# How to install Soffit and Facia?



## Vikeologist

I have a question...

how do i install soffit and facia on my house?  I am using aluminum soffit and facia.

I had to over hangs on my gabe ends of my house.  I extended the overhangs on the gable ends to 12 inches.

I am trying to put soffit and facia on the overhangs on the side of the house, but how do i finish it off when i get to the gable end to start going up to the peak of the roof.

I hope you understand what i am trying to ask.  Where the gable overhang meets the overhang on the side of the house.  How do i finish it off to make it look like one continuous soffit.  

I snapped a chalk line along the wall and put an "F Channel" all along the wall.  would you put another "F Channel" nailed to the facia board so the soffit slides in and kind of floats, or would you nail the soffit to the rafter boards underneath the overhang.

I am new to this so sorry for all the question.  I just dont know what to do when i get to the gable ends to make it match up with the overhang on the gable ends.


----------



## glennjanie

Hello Vikeologist:
We normally run the long soffits first keeping it level all the way out to the fly rafter (that's the one on the gable). Then box the back and end of it in, up to the fly rafter. Then you can put the soffit on the gable end.
The wall side of the soffit is held by the F strip and the facia holds up the outside edge (I use a staple gun to hold it temporarily, until I can get the facia on.
Glenn


----------

## DATASET EXTRACT
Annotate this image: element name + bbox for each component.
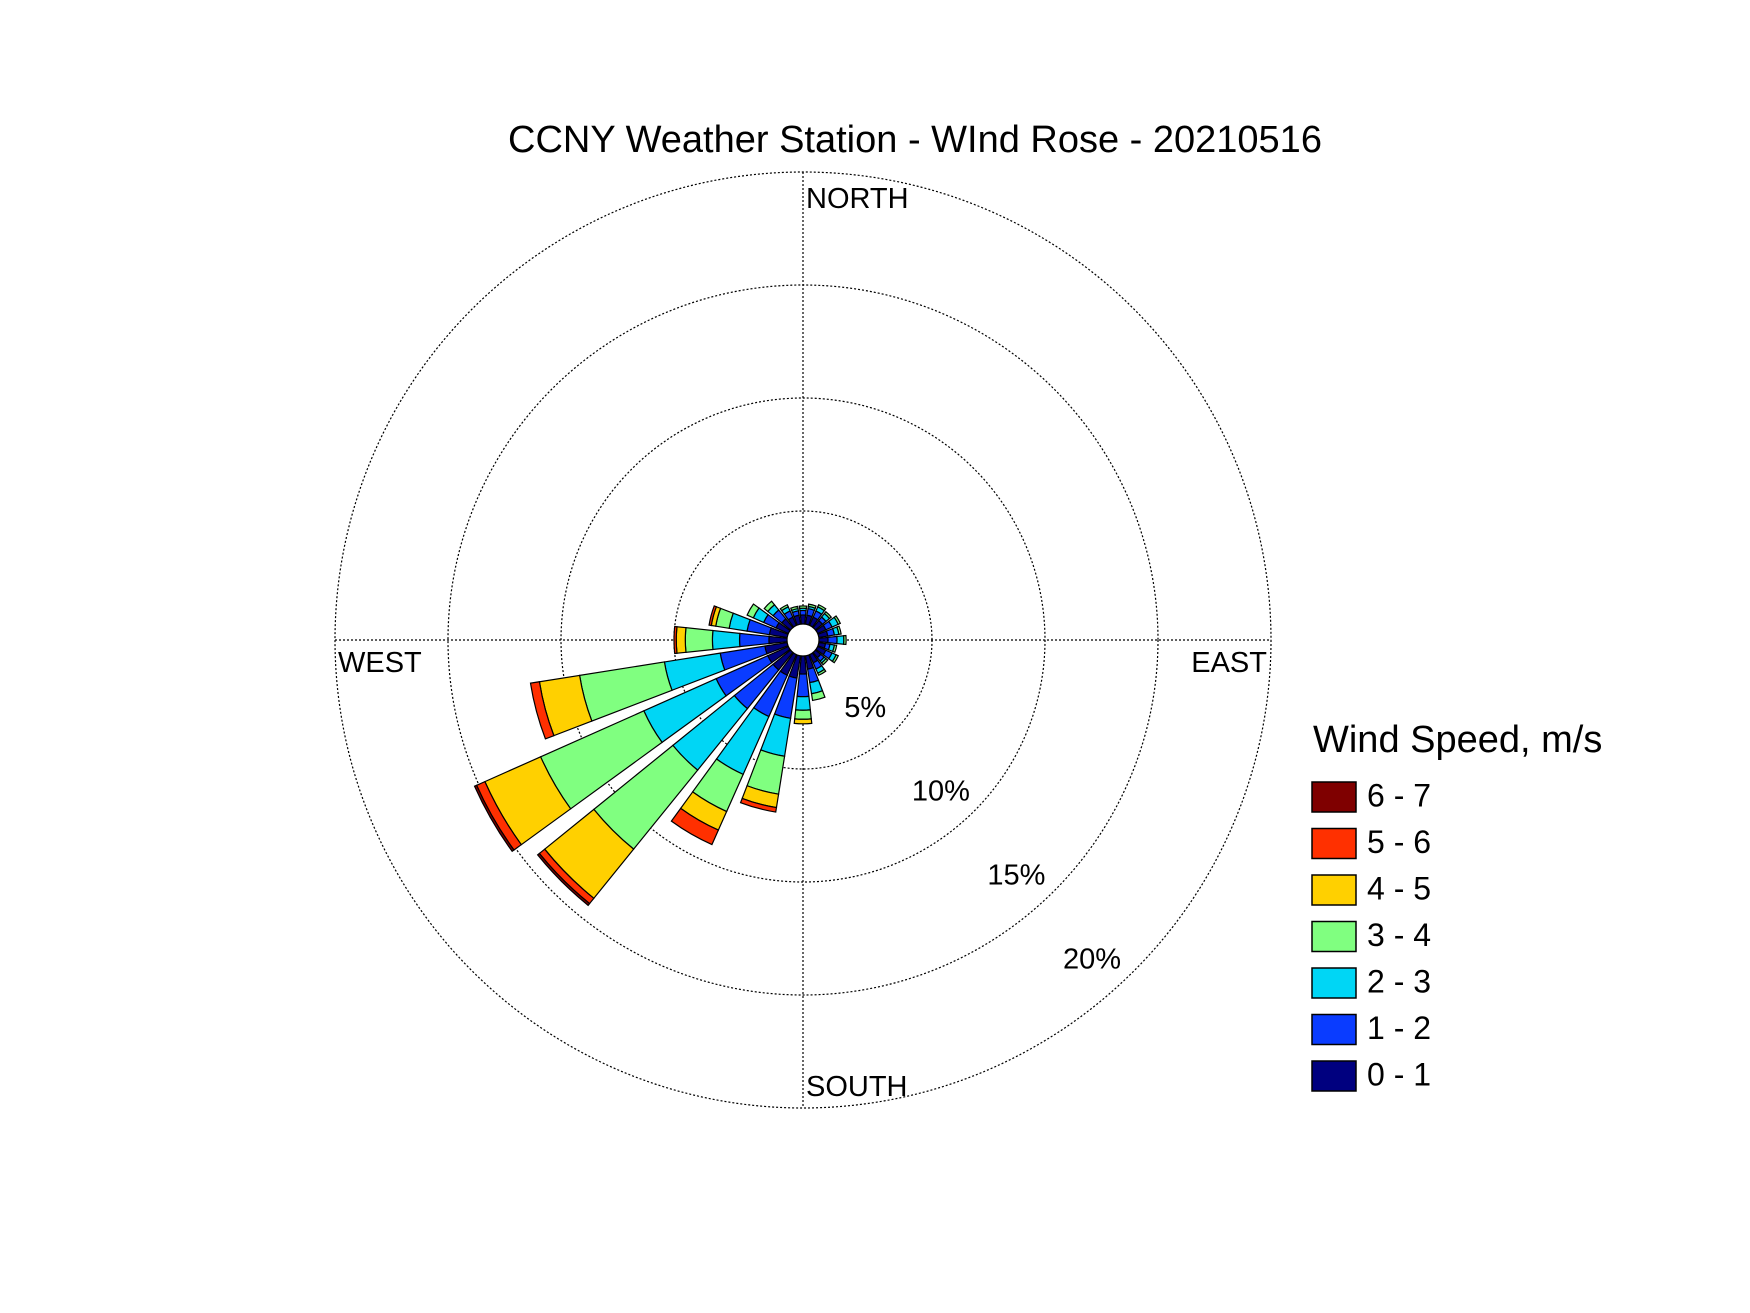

## GOAL
Summarize the forum thread on installing soffit and facia above in two sentences.

## THE COMPLETED TASK
A poster putting up aluminum soffit and facia asks how to finish the spot where the side overhang meets the gable overhang so the soffit looks continuous, and whether to slide it into a second F channel nailed to the facia board or nail it to the rafters. A reply advises running the long soffits first, level out to the fly rafter, boxing in the back and end, and then doing the gable end, with the F strip holding the wall side and the facia holding up the outside edge.